Repeat each line of the material exactly.

-------- The data --------

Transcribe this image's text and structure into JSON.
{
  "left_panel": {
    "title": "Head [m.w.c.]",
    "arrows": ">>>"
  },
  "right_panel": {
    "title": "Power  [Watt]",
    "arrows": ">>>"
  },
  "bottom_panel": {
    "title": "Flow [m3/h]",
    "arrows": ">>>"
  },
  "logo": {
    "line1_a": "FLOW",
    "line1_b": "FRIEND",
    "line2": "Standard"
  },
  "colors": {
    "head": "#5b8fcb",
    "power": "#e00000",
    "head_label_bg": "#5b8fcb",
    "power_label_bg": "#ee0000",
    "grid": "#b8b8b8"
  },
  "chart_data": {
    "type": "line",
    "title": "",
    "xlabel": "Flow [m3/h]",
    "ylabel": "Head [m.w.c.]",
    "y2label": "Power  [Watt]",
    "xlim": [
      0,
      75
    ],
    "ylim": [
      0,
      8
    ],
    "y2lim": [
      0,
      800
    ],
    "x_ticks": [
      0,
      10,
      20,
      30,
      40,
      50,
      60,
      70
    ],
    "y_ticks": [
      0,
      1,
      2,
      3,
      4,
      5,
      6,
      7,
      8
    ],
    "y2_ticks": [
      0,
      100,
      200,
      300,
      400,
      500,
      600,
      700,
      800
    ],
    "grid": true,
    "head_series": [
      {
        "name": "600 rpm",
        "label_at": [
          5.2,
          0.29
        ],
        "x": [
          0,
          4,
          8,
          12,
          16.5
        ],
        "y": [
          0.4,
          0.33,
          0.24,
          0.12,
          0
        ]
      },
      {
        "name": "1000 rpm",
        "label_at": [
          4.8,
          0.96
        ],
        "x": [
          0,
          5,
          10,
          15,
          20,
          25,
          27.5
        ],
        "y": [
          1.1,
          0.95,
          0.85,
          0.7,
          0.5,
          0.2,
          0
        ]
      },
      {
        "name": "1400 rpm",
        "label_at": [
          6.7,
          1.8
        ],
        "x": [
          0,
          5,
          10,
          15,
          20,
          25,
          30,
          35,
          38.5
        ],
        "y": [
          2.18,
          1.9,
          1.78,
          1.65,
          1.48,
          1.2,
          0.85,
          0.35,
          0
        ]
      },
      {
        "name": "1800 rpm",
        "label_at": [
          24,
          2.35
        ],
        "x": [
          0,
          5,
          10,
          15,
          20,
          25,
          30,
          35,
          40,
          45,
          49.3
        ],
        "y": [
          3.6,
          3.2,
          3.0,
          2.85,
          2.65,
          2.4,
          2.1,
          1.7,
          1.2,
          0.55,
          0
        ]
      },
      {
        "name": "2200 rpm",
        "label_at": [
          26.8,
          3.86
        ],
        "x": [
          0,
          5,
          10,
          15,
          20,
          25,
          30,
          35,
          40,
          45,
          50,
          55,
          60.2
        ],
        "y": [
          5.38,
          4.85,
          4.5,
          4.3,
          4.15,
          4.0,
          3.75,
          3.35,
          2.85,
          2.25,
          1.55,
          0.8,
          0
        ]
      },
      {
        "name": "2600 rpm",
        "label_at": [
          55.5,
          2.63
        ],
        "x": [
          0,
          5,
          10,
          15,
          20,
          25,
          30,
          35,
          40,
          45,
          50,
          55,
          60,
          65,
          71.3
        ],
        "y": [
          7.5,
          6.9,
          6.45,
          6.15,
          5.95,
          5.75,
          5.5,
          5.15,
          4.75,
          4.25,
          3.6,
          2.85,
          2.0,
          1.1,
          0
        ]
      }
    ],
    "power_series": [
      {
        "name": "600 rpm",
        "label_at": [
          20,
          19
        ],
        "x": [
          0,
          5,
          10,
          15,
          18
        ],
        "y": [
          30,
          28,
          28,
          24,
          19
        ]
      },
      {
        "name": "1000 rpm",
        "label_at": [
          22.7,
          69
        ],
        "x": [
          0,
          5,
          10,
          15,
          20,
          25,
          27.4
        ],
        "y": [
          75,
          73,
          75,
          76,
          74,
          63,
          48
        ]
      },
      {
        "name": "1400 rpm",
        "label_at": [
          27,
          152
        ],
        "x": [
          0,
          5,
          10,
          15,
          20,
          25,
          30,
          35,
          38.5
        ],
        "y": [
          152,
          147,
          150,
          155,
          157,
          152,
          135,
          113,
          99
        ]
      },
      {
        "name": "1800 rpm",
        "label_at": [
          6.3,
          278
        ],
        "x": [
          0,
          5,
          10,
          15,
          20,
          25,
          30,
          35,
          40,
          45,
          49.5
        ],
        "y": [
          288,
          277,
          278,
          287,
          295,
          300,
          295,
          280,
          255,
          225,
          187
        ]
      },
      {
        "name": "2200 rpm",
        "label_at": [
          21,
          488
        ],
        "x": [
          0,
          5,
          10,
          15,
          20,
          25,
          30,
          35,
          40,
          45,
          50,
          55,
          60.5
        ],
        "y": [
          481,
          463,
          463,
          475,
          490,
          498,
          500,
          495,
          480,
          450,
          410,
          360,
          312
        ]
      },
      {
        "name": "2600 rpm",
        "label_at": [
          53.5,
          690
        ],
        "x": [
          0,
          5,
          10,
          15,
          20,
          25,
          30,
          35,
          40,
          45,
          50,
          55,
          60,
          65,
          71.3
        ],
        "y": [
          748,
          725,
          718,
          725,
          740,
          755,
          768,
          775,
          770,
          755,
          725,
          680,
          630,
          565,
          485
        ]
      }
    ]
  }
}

--------

# Result below:
Transcribe this image's text and structure into JSON.
{
  "left_panel": {
    "title": "Head [m.w.c.]",
    "arrows": ">>>"
  },
  "right_panel": {
    "title": "Power  [Watt]",
    "arrows": ">>>"
  },
  "bottom_panel": {
    "title": "Flow [m3/h]",
    "arrows": ">>>"
  },
  "logo": {
    "line1_a": "FLOW",
    "line1_b": "FRIEND",
    "line2": "Standard"
  },
  "colors": {
    "head": "#5b8fcb",
    "power": "#e00000",
    "head_label_bg": "#5b8fcb",
    "power_label_bg": "#ee0000",
    "grid": "#b8b8b8"
  },
  "chart_data": {
    "type": "line",
    "title": "",
    "xlabel": "Flow [m3/h]",
    "ylabel": "Head [m.w.c.]",
    "y2label": "Power  [Watt]",
    "xlim": [
      0,
      75
    ],
    "ylim": [
      0,
      8
    ],
    "y2lim": [
      0,
      800
    ],
    "x_ticks": [
      0,
      10,
      20,
      30,
      40,
      50,
      60,
      70
    ],
    "y_ticks": [
      0,
      1,
      2,
      3,
      4,
      5,
      6,
      7,
      8
    ],
    "y2_ticks": [
      0,
      100,
      200,
      300,
      400,
      500,
      600,
      700,
      800
    ],
    "grid": true,
    "head_series": [
      {
        "name": "600 rpm",
        "label_at": [
          5.2,
          0.29
        ],
        "x": [
          0,
          4,
          8,
          12,
          16.5
        ],
        "y": [
          0.4,
          0.33,
          0.24,
          0.12,
          0
        ]
      },
      {
        "name": "1000 rpm",
        "label_at": [
          4.8,
          0.96
        ],
        "x": [
          0,
          5,
          10,
          15,
          20,
          25,
          27.5
        ],
        "y": [
          1.1,
          0.95,
          0.85,
          0.7,
          0.5,
          0.2,
          0
        ]
      },
      {
        "name": "1400 rpm",
        "label_at": [
          6.7,
          1.8
        ],
        "x": [
          0,
          5,
          10,
          15,
          20,
          25,
          30,
          35,
          38.5
        ],
        "y": [
          2.18,
          1.9,
          1.78,
          1.65,
          1.48,
          1.2,
          0.85,
          0.35,
          0
        ]
      },
      {
        "name": "1800 rpm",
        "label_at": [
          24,
          2.35
        ],
        "x": [
          0,
          5,
          10,
          15,
          20,
          25,
          30,
          35,
          40,
          45,
          49.3
        ],
        "y": [
          3.6,
          3.2,
          3.0,
          2.85,
          2.65,
          2.4,
          2.1,
          1.7,
          1.2,
          0.55,
          0
        ]
      },
      {
        "name": "2200 rpm",
        "label_at": [
          26.8,
          3.86
        ],
        "x": [
          0,
          5,
          10,
          15,
          20,
          25,
          30,
          35,
          40,
          45,
          50,
          55,
          60.2
        ],
        "y": [
          5.38,
          4.85,
          4.5,
          4.3,
          4.15,
          4.0,
          3.75,
          3.35,
          2.85,
          2.25,
          1.55,
          0.8,
          0
        ]
      },
      {
        "name": "2600 rpm",
        "label_at": [
          55.5,
          2.63
        ],
        "x": [
          0,
          5,
          10,
          15,
          20,
          25,
          30,
          35,
          40,
          45,
          50,
          55,
          60,
          65,
          71.3
        ],
        "y": [
          7.5,
          6.9,
          6.45,
          6.15,
          5.95,
          5.75,
          5.5,
          5.15,
          4.75,
          4.25,
          3.6,
          2.85,
          2.0,
          1.1,
          0
        ]
      }
    ],
    "power_series": [
      {
        "name": "600 rpm",
        "label_at": [
          20,
          19
        ],
        "x": [
          0,
          5,
          10,
          15,
          18
        ],
        "y": [
          30,
          28,
          28,
          24,
          19
        ]
      },
      {
        "name": "1000 rpm",
        "label_at": [
          22.7,
          69
        ],
        "x": [
          0,
          5,
          10,
          15,
          20,
          25,
          27.4
        ],
        "y": [
          75,
          73,
          75,
          76,
          74,
          63,
          48
        ]
      },
      {
        "name": "1400 rpm",
        "label_at": [
          27,
          152
        ],
        "x": [
          0,
          5,
          10,
          15,
          20,
          25,
          30,
          35,
          38.5
        ],
        "y": [
          152,
          147,
          150,
          155,
          157,
          152,
          135,
          113,
          99
        ]
      },
      {
        "name": "1800 rpm",
        "label_at": [
          6.3,
          278
        ],
        "x": [
          0,
          5,
          10,
          15,
          20,
          25,
          30,
          35,
          40,
          45,
          49.5
        ],
        "y": [
          288,
          277,
          278,
          287,
          295,
          300,
          295,
          280,
          255,
          225,
          187
        ]
      },
      {
        "name": "2200 rpm",
        "label_at": [
          21,
          488
        ],
        "x": [
          0,
          5,
          10,
          15,
          20,
          25,
          30,
          35,
          40,
          45,
          50,
          55,
          60.5
        ],
        "y": [
          481,
          463,
          463,
          475,
          490,
          498,
          500,
          495,
          480,
          450,
          410,
          360,
          312
        ]
      },
      {
        "name": "2600 rpm",
        "label_at": [
          53.5,
          690
        ],
        "x": [
          0,
          5,
          10,
          15,
          20,
          25,
          30,
          35,
          40,
          45,
          50,
          55,
          60,
          65,
          71.3
        ],
        "y": [
          748,
          725,
          718,
          725,
          740,
          755,
          768,
          775,
          770,
          755,
          725,
          680,
          630,
          565,
          485
        ]
      }
    ]
  }
}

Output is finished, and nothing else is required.